What the task requires: Would you please return every line from the listing that contains the word "title"?

+===+

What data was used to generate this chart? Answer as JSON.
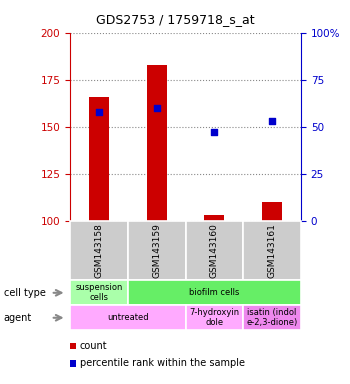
{
  "title": "GDS2753 / 1759718_s_at",
  "samples": [
    "GSM143158",
    "GSM143159",
    "GSM143160",
    "GSM143161"
  ],
  "count_values": [
    166,
    183,
    103,
    110
  ],
  "percentile_values": [
    58,
    60,
    47,
    53
  ],
  "ylim_left": [
    100,
    200
  ],
  "ylim_right": [
    0,
    100
  ],
  "yticks_left": [
    100,
    125,
    150,
    175,
    200
  ],
  "yticks_right": [
    0,
    25,
    50,
    75,
    100
  ],
  "ytick_labels_right": [
    "0",
    "25",
    "50",
    "75",
    "100%"
  ],
  "bar_color": "#cc0000",
  "percentile_color": "#0000cc",
  "cell_spans": [
    1,
    3
  ],
  "cell_colors": [
    "#aaffaa",
    "#66ee66"
  ],
  "cell_labels": [
    "suspension\ncells",
    "biofilm cells"
  ],
  "agent_spans": [
    2,
    1,
    1
  ],
  "agent_colors": [
    "#ffaaff",
    "#ffaaff",
    "#ee88ee"
  ],
  "agent_labels": [
    "untreated",
    "7-hydroxyin\ndole",
    "isatin (indol\ne-2,3-dione)"
  ],
  "left_label_cell_type": "cell type",
  "left_label_agent": "agent",
  "legend_count": "count",
  "legend_percentile": "percentile rank within the sample",
  "bar_width": 0.35,
  "grid_color": "#888888",
  "bg_color": "#ffffff",
  "plot_bg": "#ffffff",
  "left_axis_color": "#cc0000",
  "right_axis_color": "#0000cc",
  "sample_box_color": "#cccccc"
}
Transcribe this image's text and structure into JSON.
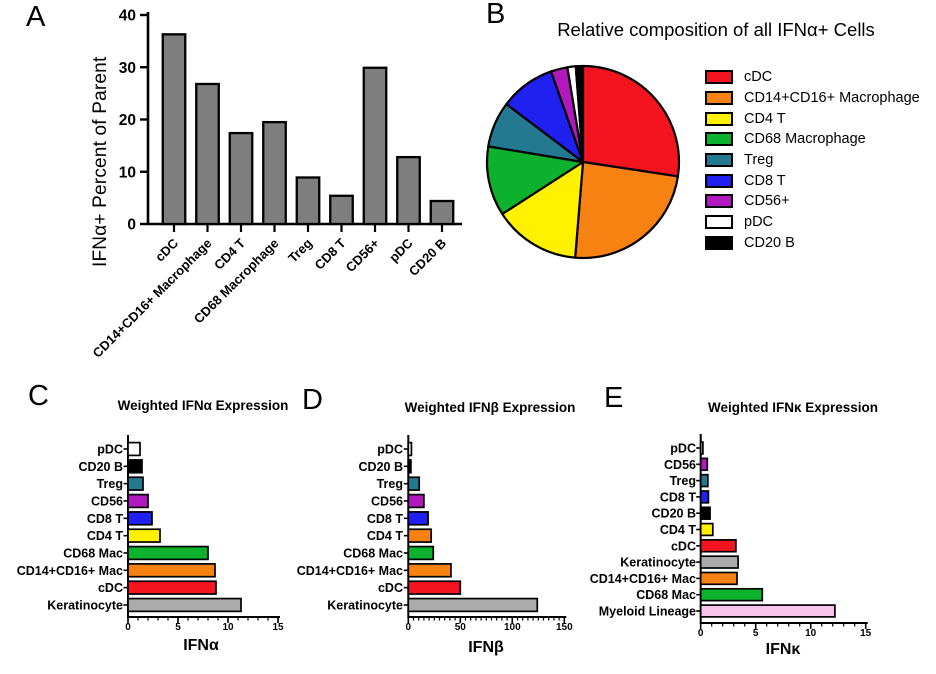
{
  "colors": {
    "red": "#F3141F",
    "orange": "#F78211",
    "yellow": "#FFF100",
    "green": "#0CB22D",
    "teal": "#23798F",
    "blue": "#2020F0",
    "purple": "#B119BE",
    "white": "#FFFFFF",
    "black": "#000000",
    "gray_dark": "#7E7E7E",
    "gray_light": "#ABABAB",
    "pink": "#F8C3EC"
  },
  "chart_data": [
    {
      "panel_label": "A",
      "type": "bar",
      "title": "",
      "ylabel": "IFNα+ Percent of Parent",
      "categories": [
        "cDC",
        "CD14+CD16+ Macrophage",
        "CD4 T",
        "CD68 Macrophage",
        "Treg",
        "CD8 T",
        "CD56+",
        "pDC",
        "CD20 B"
      ],
      "values": [
        36.3,
        26.8,
        17.4,
        19.5,
        8.9,
        5.4,
        29.9,
        12.8,
        4.4
      ],
      "ylim": [
        0,
        40
      ],
      "yticks": [
        0,
        10,
        20,
        30,
        40
      ],
      "bar_color_key": "gray_dark",
      "grid": false
    },
    {
      "panel_label": "B",
      "type": "pie",
      "title": "Relative composition of all IFNα+ Cells",
      "labels": [
        "cDC",
        "CD14+CD16+ Macrophage",
        "CD4 T",
        "CD68 Macrophage",
        "Treg",
        "CD8 T",
        "CD56+",
        "pDC",
        "CD20 B"
      ],
      "values": [
        27.4,
        23.9,
        14.6,
        11.7,
        7.7,
        9.3,
        2.8,
        1.4,
        1.2
      ],
      "color_keys": [
        "red",
        "orange",
        "yellow",
        "green",
        "teal",
        "blue",
        "purple",
        "white",
        "black"
      ],
      "legend_position": "right"
    },
    {
      "panel_label": "C",
      "type": "hbar",
      "title": "Weighted IFNα Expression",
      "xlabel": "IFNα",
      "categories": [
        "pDC",
        "CD20 B",
        "Treg",
        "CD56",
        "CD8 T",
        "CD4 T",
        "CD68 Mac",
        "CD14+CD16+ Mac",
        "cDC",
        "Keratinocyte"
      ],
      "values": [
        1.2,
        1.4,
        1.5,
        2.0,
        2.4,
        3.2,
        8.0,
        8.7,
        8.8,
        11.3
      ],
      "color_keys": [
        "white",
        "black",
        "teal",
        "purple",
        "blue",
        "yellow",
        "green",
        "orange",
        "red",
        "gray_light"
      ],
      "xlim": [
        0,
        15
      ],
      "xticks": [
        0,
        5,
        10,
        15
      ],
      "minor_step": 1,
      "grid": false
    },
    {
      "panel_label": "D",
      "type": "hbar",
      "title": "Weighted IFNβ Expression",
      "xlabel": "IFNβ",
      "categories": [
        "pDC",
        "CD20 B",
        "Treg",
        "CD56",
        "CD8 T",
        "CD4 T",
        "CD68 Mac",
        "CD14+CD16+ Mac",
        "cDC",
        "Keratinocyte"
      ],
      "values": [
        3.0,
        2.5,
        10.5,
        15.0,
        19.0,
        22.0,
        24.0,
        41.0,
        50.0,
        124.0
      ],
      "color_keys": [
        "white",
        "black",
        "teal",
        "purple",
        "blue",
        "orange",
        "green",
        "orange",
        "red",
        "gray_light"
      ],
      "xlim": [
        0,
        150
      ],
      "xticks": [
        0,
        50,
        100,
        150
      ],
      "minor_step": 5,
      "grid": false
    },
    {
      "panel_label": "E",
      "type": "hbar",
      "title": "Weighted IFNκ Expression",
      "xlabel": "IFNκ",
      "categories": [
        "pDC",
        "CD56",
        "Treg",
        "CD8 T",
        "CD20 B",
        "CD4 T",
        "cDC",
        "Keratinocyte",
        "CD14+CD16+ Mac",
        "CD68 Mac",
        "Myeloid Lineage"
      ],
      "values": [
        0.2,
        0.6,
        0.65,
        0.7,
        0.85,
        1.1,
        3.2,
        3.4,
        3.3,
        5.6,
        12.2
      ],
      "color_keys": [
        "white",
        "purple",
        "teal",
        "blue",
        "black",
        "yellow",
        "red",
        "gray_light",
        "orange",
        "green",
        "pink"
      ],
      "xlim": [
        0,
        15
      ],
      "xticks": [
        0,
        5,
        10,
        15
      ],
      "minor_step": 1,
      "grid": false
    }
  ]
}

+===+

Exercise answer:
  "title": "GDS2753 / 1759718_s_at",
      "title": "",
      "title": "Relative composition of all IFNα+ Cells",
      "title": "Weighted IFNα Expression",
      "title": "Weighted IFNβ Expression",
      "title": "Weighted IFNκ Expression",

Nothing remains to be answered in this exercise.